[Stored dataset items]
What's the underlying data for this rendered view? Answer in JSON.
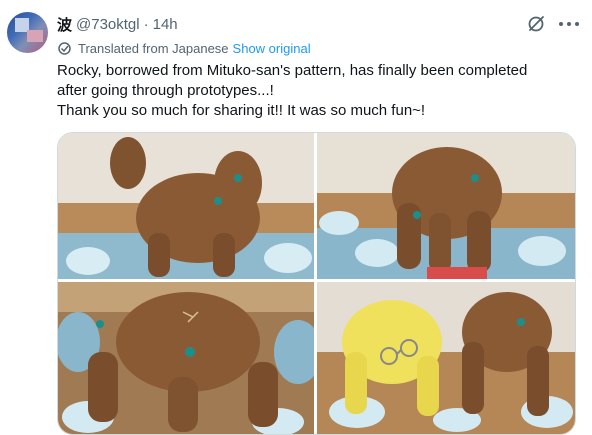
{
  "tweet": {
    "display_name": "波",
    "handle": "@73oktgl",
    "separator": "·",
    "time": "14h",
    "translated_label": "Translated from Japanese",
    "show_original": "Show original",
    "text_lines": [
      "Rocky, borrowed from Mituko-san's pattern, has finally been completed",
      "after going through prototypes...!",
      "Thank you so much for sharing it!! It was so much fun~!"
    ]
  },
  "icons": {
    "grok": "grok-icon",
    "more": "more-icon",
    "translate": "translate-icon"
  },
  "colors": {
    "link": "#1d9bf0",
    "secondary_text": "#536471",
    "plush": "#8a5a35",
    "plush_yellow": "#efe15c",
    "stitch": "#1d8f8a"
  }
}
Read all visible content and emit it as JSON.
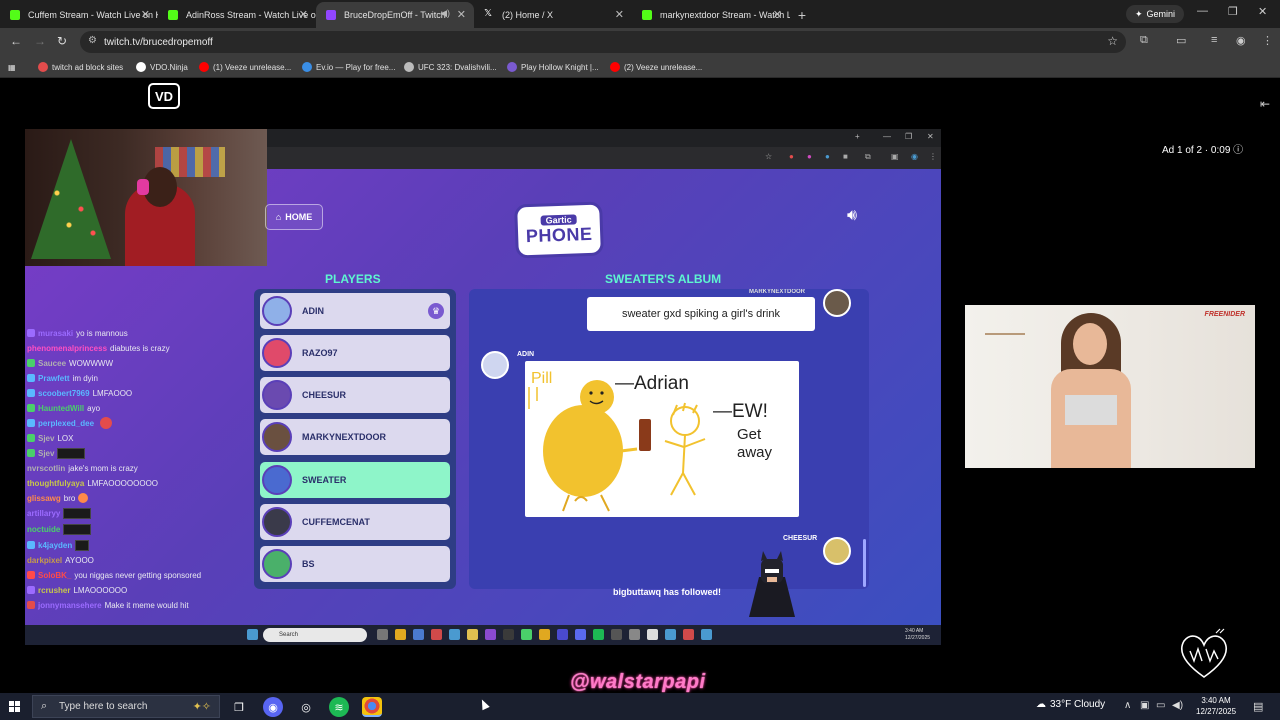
{
  "tabs": [
    {
      "title": "Cuffem Stream - Watch Live on Kick",
      "color": "#53fc18"
    },
    {
      "title": "AdinRoss Stream - Watch Live on Kick",
      "color": "#53fc18"
    },
    {
      "title": "BruceDropEmOff - Twitch",
      "color": "#9146ff",
      "active": true
    },
    {
      "title": "(2) Home / X",
      "color": "#ffffff"
    },
    {
      "title": "markynextdoor Stream - Watch Live on Kick",
      "color": "#53fc18"
    }
  ],
  "gemini_label": "Gemini",
  "address": "twitch.tv/brucedropemoff",
  "bookmarks": [
    {
      "label": "twitch ad block sites",
      "color": "#e34c4c"
    },
    {
      "label": "VDO.Ninja",
      "color": "#ffffff"
    },
    {
      "label": "(1) Veeze unrelease...",
      "color": "#ff0000"
    },
    {
      "label": "Ev.io — Play for free...",
      "color": "#3a8ee6"
    },
    {
      "label": "UFC 323: Dvalishvili...",
      "color": "#bbbbbb"
    },
    {
      "label": "Play Hollow Knight |...",
      "color": "#7a5ad0"
    },
    {
      "label": "(2) Veeze unrelease...",
      "color": "#ff0000"
    }
  ],
  "vdo_badge": "VD",
  "ad_label": "Ad 1 of 2 · 0:09 ⓘ",
  "game": {
    "home_label": "HOME",
    "logo_top": "Gartic",
    "logo_bottom": "PHONE",
    "players_title": "PLAYERS",
    "album_title": "SWEATER'S ALBUM",
    "players": [
      {
        "name": "ADIN",
        "color": "#8fb0e8",
        "crown": true
      },
      {
        "name": "RAZO97",
        "color": "#e04a6a"
      },
      {
        "name": "CHEESUR",
        "color": "#6a4ab0"
      },
      {
        "name": "MARKYNEXTDOOR",
        "color": "#6a5040"
      },
      {
        "name": "SWEATER",
        "color": "#4a6ad0",
        "active": true
      },
      {
        "name": "CUFFEMCENAT",
        "color": "#3a3a4a"
      },
      {
        "name": "BS",
        "color": "#4ab06a"
      }
    ],
    "top_msg_name": "MARKYNEXTDOOR",
    "top_msg": "sweater gxd spiking a girl's drink",
    "adin_label": "ADIN",
    "drawing_texts": [
      "Pill",
      "—Adrian",
      "—EW!",
      "Get",
      "away"
    ],
    "cheesur_label": "CHEESUR",
    "follow_alert": "bigbuttawq has followed!"
  },
  "chat": [
    {
      "user": "murasaki",
      "text": "yo is mannous",
      "color": "#9b6bff"
    },
    {
      "user": "phenomenalprincess",
      "text": "diabutes is crazy",
      "color": "#ff4fc3"
    },
    {
      "user": "Saucee",
      "text": "WOWWWW",
      "color": "#b0b0b0"
    },
    {
      "user": "Prawfett",
      "text": "im dyin",
      "color": "#5ab8ff"
    },
    {
      "user": "scoobert7969",
      "text": "LMFAOOO",
      "color": "#5ab8ff"
    },
    {
      "user": "HauntedWill",
      "text": "ayo",
      "color": "#4ad06a"
    },
    {
      "user": "perplexed_dee",
      "text": "",
      "color": "#5ab8ff"
    },
    {
      "user": "Sjev",
      "text": "LOX",
      "color": "#b0b0b0"
    },
    {
      "user": "Sjev",
      "text": "",
      "color": "#b0b0b0"
    },
    {
      "user": "nvrscotlin",
      "text": "jake's mom is crazy",
      "color": "#b0b0b0"
    },
    {
      "user": "thoughtfulyaya",
      "text": "LMFAOOOOOOOO",
      "color": "#c7c74a"
    },
    {
      "user": "glissawg",
      "text": "bro",
      "color": "#ff8a4a"
    },
    {
      "user": "artillaryy",
      "text": "",
      "color": "#9b6bff"
    },
    {
      "user": "noctuide",
      "text": "",
      "color": "#4ad06a"
    },
    {
      "user": "k4jayden",
      "text": "",
      "color": "#5ab8ff"
    },
    {
      "user": "darkpixel",
      "text": "AYOOO",
      "color": "#c79b4a"
    },
    {
      "user": "SoloBK_",
      "text": "you niggas never getting sponsored",
      "color": "#ff4a4a"
    },
    {
      "user": "rcrusher",
      "text": "LMAOOOOOO",
      "color": "#c7c74a"
    },
    {
      "user": "jonnymansehere",
      "text": "Make it meme would hit",
      "color": "#9b6bff"
    }
  ],
  "ad_brand": "FREENIDER",
  "watermark": "@walstarpapi",
  "taskbar": {
    "search_placeholder": "Type here to search",
    "weather": "33°F  Cloudy",
    "time": "3:40 AM",
    "date": "12/27/2025"
  },
  "stream_taskbar": {
    "search": "Search",
    "time": "3:40 AM",
    "date": "12/27/2025"
  }
}
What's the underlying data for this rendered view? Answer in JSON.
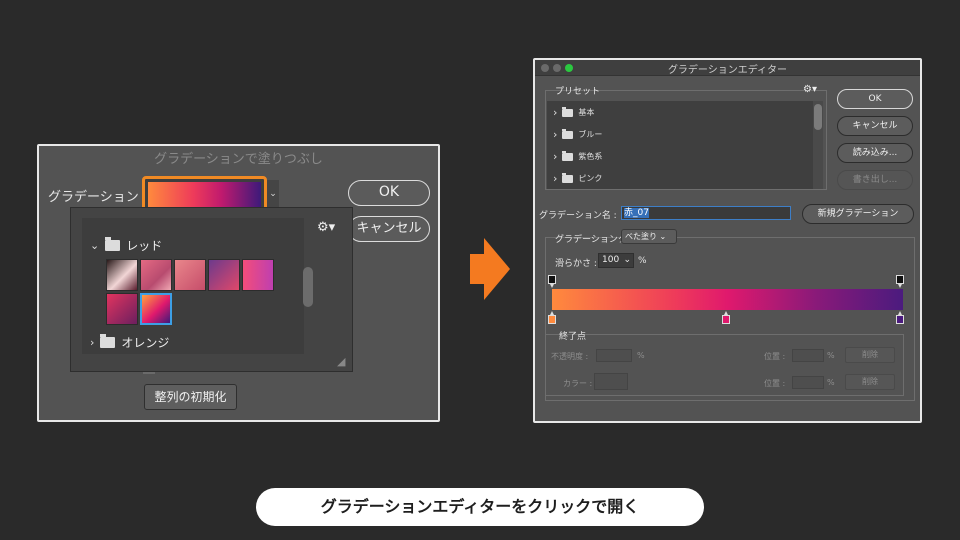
{
  "left_dialog": {
    "title": "グラデーションで塗りつぶし",
    "gradient_label": "グラデーション :",
    "ok": "OK",
    "cancel": "キャンセル",
    "reset": "整列の初期化"
  },
  "preset_popover": {
    "folder_open": "レッド",
    "folder_closed": "オレンジ",
    "swatch_gradients": [
      "linear-gradient(135deg,#2a1a1a,#f2d6d6 55%,#5a1d2e)",
      "linear-gradient(135deg,#e46a83,#b84b6f 60%,#f0a8b3)",
      "linear-gradient(135deg,#e9868b,#c64d6a)",
      "linear-gradient(135deg,#6c3a8c,#e0486a)",
      "linear-gradient(90deg,#f34d7a,#bf3fb0)",
      "linear-gradient(135deg,#e2345f,#6b1f5f)",
      "linear-gradient(135deg,#ffa23d,#e0196d 55%,#3d1a7a)"
    ]
  },
  "editor": {
    "title": "グラデーションエディター",
    "presets_label": "プリセット",
    "preset_folders": [
      "基本",
      "ブルー",
      "紫色系",
      "ピンク"
    ],
    "ok": "OK",
    "cancel": "キャンセル",
    "load": "読み込み...",
    "save": "書き出し...",
    "name_label": "グラデーション名 :",
    "name_value": "赤_07",
    "new_gradient": "新規グラデーション",
    "type_label": "グラデーションタイプ :",
    "type_value": "べた塗り",
    "smoothness_label": "滑らかさ :",
    "smoothness_value": "100",
    "percent": "%",
    "stops_title": "終了点",
    "opacity_label": "不透明度 :",
    "location_label": "位置 :",
    "color_label": "カラー :",
    "delete": "削除",
    "stop_colors": [
      "#ff8a3d",
      "#e0196d",
      "#4b1b7e"
    ]
  },
  "caption": "グラデーションエディターをクリックで開く",
  "colors": {
    "accent_orange": "#f08a24",
    "arrow": "#f47a20",
    "selection_blue": "#3d9fe6"
  }
}
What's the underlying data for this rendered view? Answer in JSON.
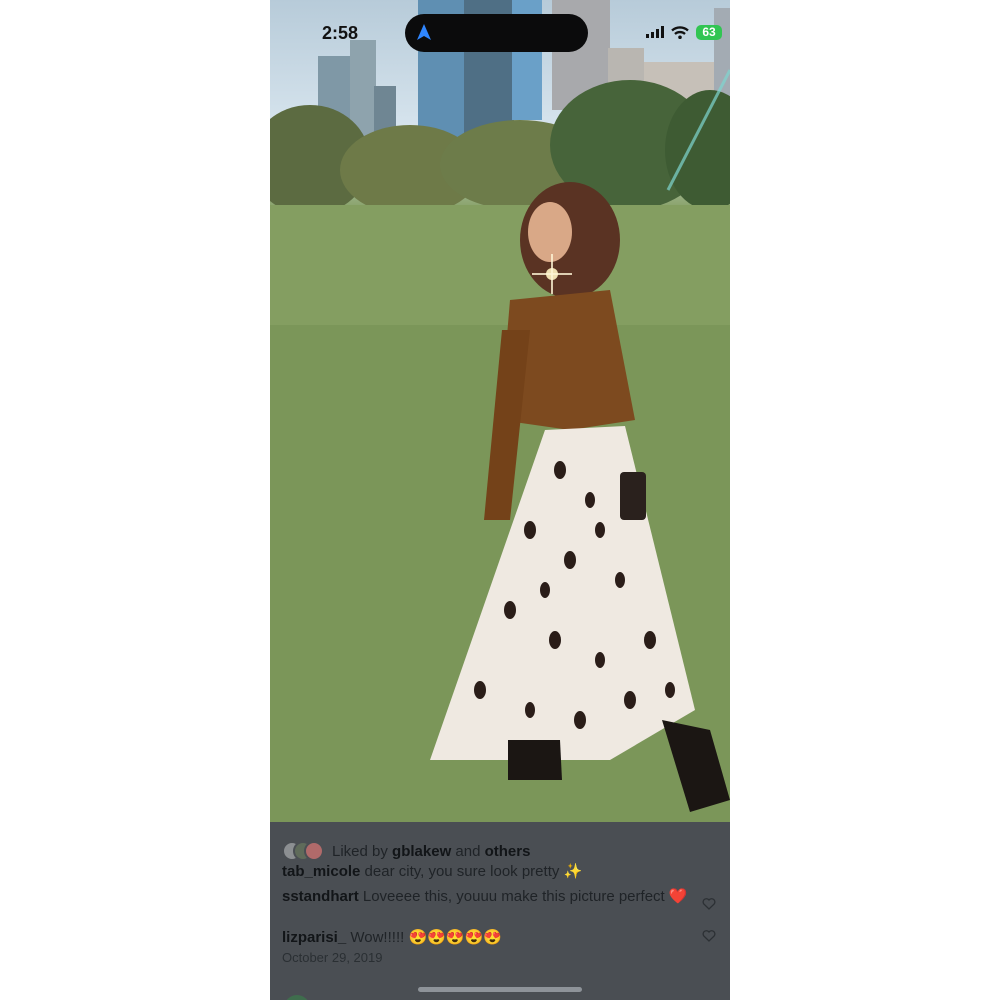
{
  "status_bar": {
    "time": "2:58",
    "battery": "63",
    "icons": [
      "location-arrow-icon",
      "cellular-signal-icon",
      "wifi-icon",
      "battery-charging-icon"
    ]
  },
  "photo": {
    "description_icon": "post-photo"
  },
  "likes": {
    "prefix": "Liked by",
    "user": "gblakew",
    "joiner": "and",
    "others": "others"
  },
  "caption": {
    "user": "tab_micole",
    "text": "dear city, you sure look pretty ✨"
  },
  "comments": [
    {
      "user": "sstandhart",
      "text": "Loveeee this, youuu make this picture perfect ❤️"
    },
    {
      "user": "lizparisi_",
      "text": "Wow!!!!! 😍😍😍😍😍"
    }
  ],
  "date": "October 29, 2019",
  "colors": {
    "background": "#4a4e53",
    "battery": "#31c552"
  }
}
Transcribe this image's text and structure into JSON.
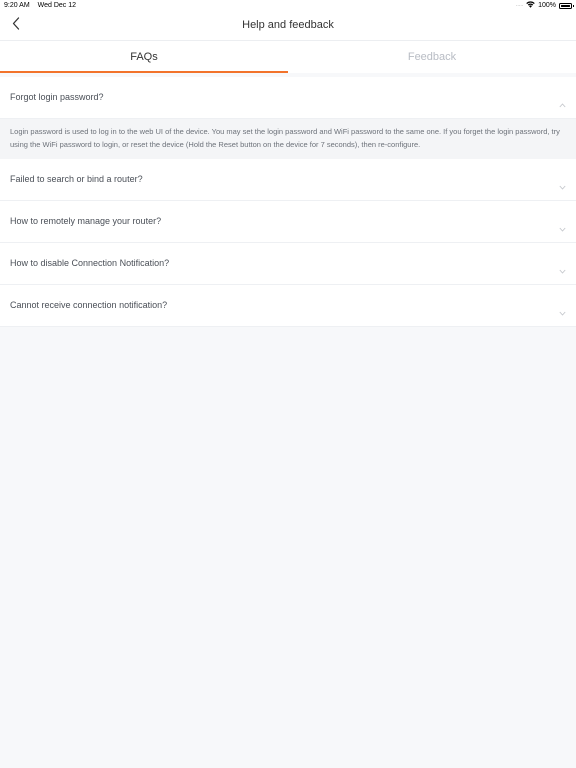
{
  "status_bar": {
    "time": "9:20 AM",
    "date": "Wed Dec 12",
    "battery": "100%"
  },
  "nav": {
    "title": "Help and feedback"
  },
  "tabs": [
    {
      "label": "FAQs",
      "active": true
    },
    {
      "label": "Feedback",
      "active": false
    }
  ],
  "faqs": [
    {
      "question": "Forgot login password?",
      "expanded": true,
      "answer": "Login password is used to log in to the web UI of the device. You may set the login password and WiFi password to the same one. If you forget the login password, try using the WiFi password to login, or reset the device (Hold the Reset button on the device for 7 seconds), then re-configure."
    },
    {
      "question": "Failed to search or bind a router?",
      "expanded": false
    },
    {
      "question": "How to remotely manage your router?",
      "expanded": false
    },
    {
      "question": "How to disable Connection Notification?",
      "expanded": false
    },
    {
      "question": "Cannot receive connection notification?",
      "expanded": false
    }
  ],
  "colors": {
    "accent": "#f2732b",
    "background": "#f7f8fa"
  },
  "icons": {
    "back": "chevron-left-icon",
    "wifi": "wifi-icon",
    "battery": "battery-icon",
    "collapse": "chevron-up-icon",
    "expand": "chevron-down-icon"
  }
}
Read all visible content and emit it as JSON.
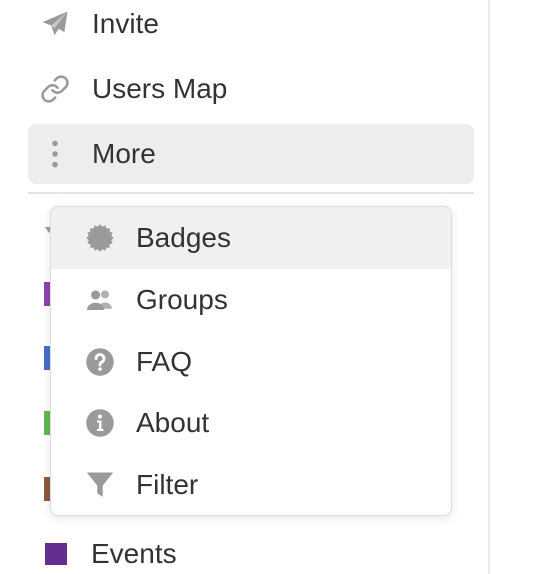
{
  "sidebar": {
    "items": [
      {
        "label": "Invite",
        "icon": "paper-plane-icon"
      },
      {
        "label": "Users Map",
        "icon": "link-icon"
      },
      {
        "label": "More",
        "icon": "vertical-ellipsis-icon",
        "active": true
      }
    ],
    "category_colors": [
      "#8e44ad",
      "#4a6fc9",
      "#62b551",
      "#8a5a3c"
    ],
    "events": {
      "label": "Events",
      "color": "#652d90"
    }
  },
  "more_menu": {
    "items": [
      {
        "label": "Badges",
        "icon": "badge-icon",
        "hovered": true
      },
      {
        "label": "Groups",
        "icon": "users-icon"
      },
      {
        "label": "FAQ",
        "icon": "question-circle-icon"
      },
      {
        "label": "About",
        "icon": "info-circle-icon"
      },
      {
        "label": "Filter",
        "icon": "filter-icon"
      }
    ]
  },
  "colors": {
    "icon_gray": "#9a9a9a",
    "text": "#333333",
    "active_bg": "#ededed",
    "hover_bg": "#f0f0f0"
  }
}
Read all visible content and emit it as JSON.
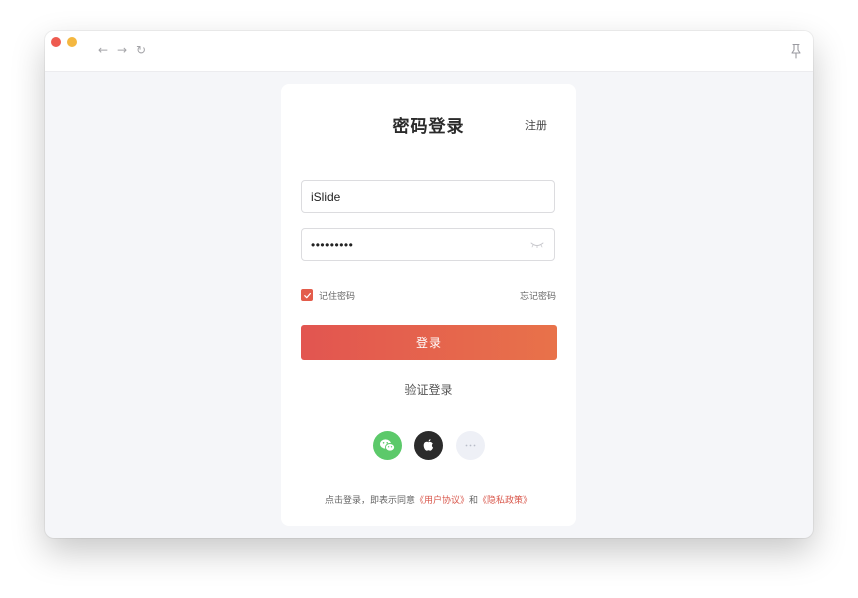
{
  "window": {
    "nav": {
      "back": "←",
      "forward": "→",
      "reload": "↻"
    }
  },
  "login": {
    "title": "密码登录",
    "register": "注册",
    "username_value": "iSlide",
    "password_value": "•••••••••",
    "remember_label": "记住密码",
    "remember_checked": true,
    "forgot": "忘记密码",
    "login_button": "登录",
    "alt_login": "验证登录",
    "social": [
      {
        "icon": "wechat-icon"
      },
      {
        "icon": "apple-icon"
      },
      {
        "icon": "more-icon"
      }
    ],
    "agreement": {
      "prefix": "点击登录，即表示同意",
      "user_agreement": "《用户协议》",
      "and": "和",
      "privacy_policy": "《隐私政策》"
    }
  },
  "colors": {
    "accent": "#e35c4b",
    "gradient_start": "#e25550",
    "gradient_end": "#e8724a",
    "wechat": "#5cc96a",
    "apple": "#2b2b2b"
  }
}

### Task prompt
Work out how many lines in the records above contain the word "unrelease", and reply with that number alone.

### Task output
2